▶ Task details
Exact reproduction of the data is required, with images excluded.

★ ★ ★ ★ ★

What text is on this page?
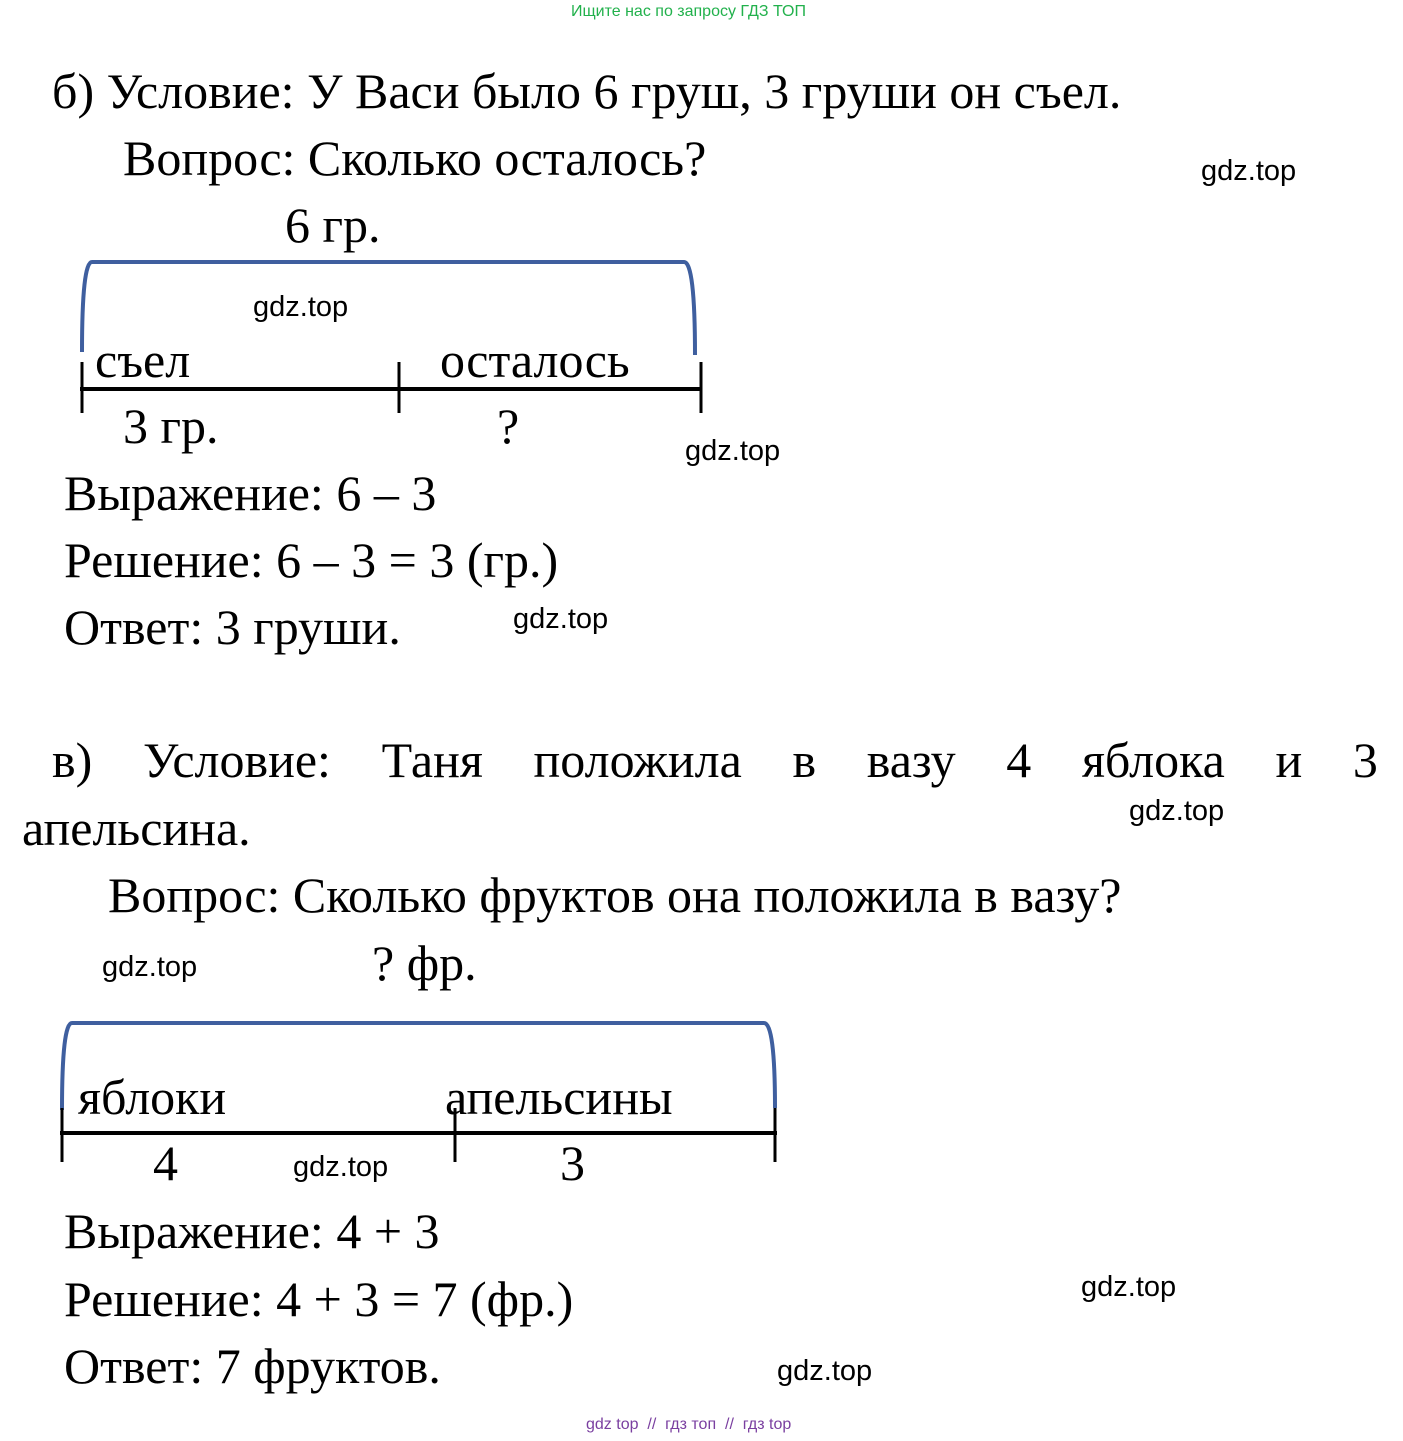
Ищите нас по запросу ГДЗ ТОП
б) Условие: У Васи было 6 груш, 3 груши он съел.
Вопрос: Сколько осталось?
6 гр.
gdz.top
gdz.top
съел	осталось
3 гр.	?	gdz.top
Выражение: 6 – 3
Решение: 6 – 3 = 3 (гр.)
Ответ: 3 груши.	gdz.top
в) Условие: Таня положила в вазу 4 яблока и 3
апельсина.	gdz.top
Вопрос: Сколько фруктов она положила в вазу?
gdz.top	? фр.
яблоки	апельсины
4	gdz.top	3
Выражение: 4 + 3
Решение: 4 + 3 = 7 (фр.)	gdz.top
Ответ: 7 фруктов.	gdz.top
gdz top  //  гдз топ  //  гдз top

★ ★ ★ ★ ★

▶ Solution for this task
What text is on this page?
Ищите нас по запросу ГДЗ ТОП
б) Условие: У Васи было 6 груш, 3 груши он съел.
Вопрос: Сколько осталось?
6 гр.
gdz.top
gdz.top
съел	осталось
3 гр.	?	gdz.top
Выражение: 6 – 3
Решение: 6 – 3 = 3 (гр.)
Ответ: 3 груши.	gdz.top
в) Условие: Таня положила в вазу 4 яблока и 3
апельсина.	gdz.top
Вопрос: Сколько фруктов она положила в вазу?
gdz.top	? фр.
яблоки	апельсины
4	gdz.top	3
Выражение: 4 + 3
Решение: 4 + 3 = 7 (фр.)	gdz.top
Ответ: 7 фруктов.	gdz.top
gdz top  //  гдз топ  //  гдз top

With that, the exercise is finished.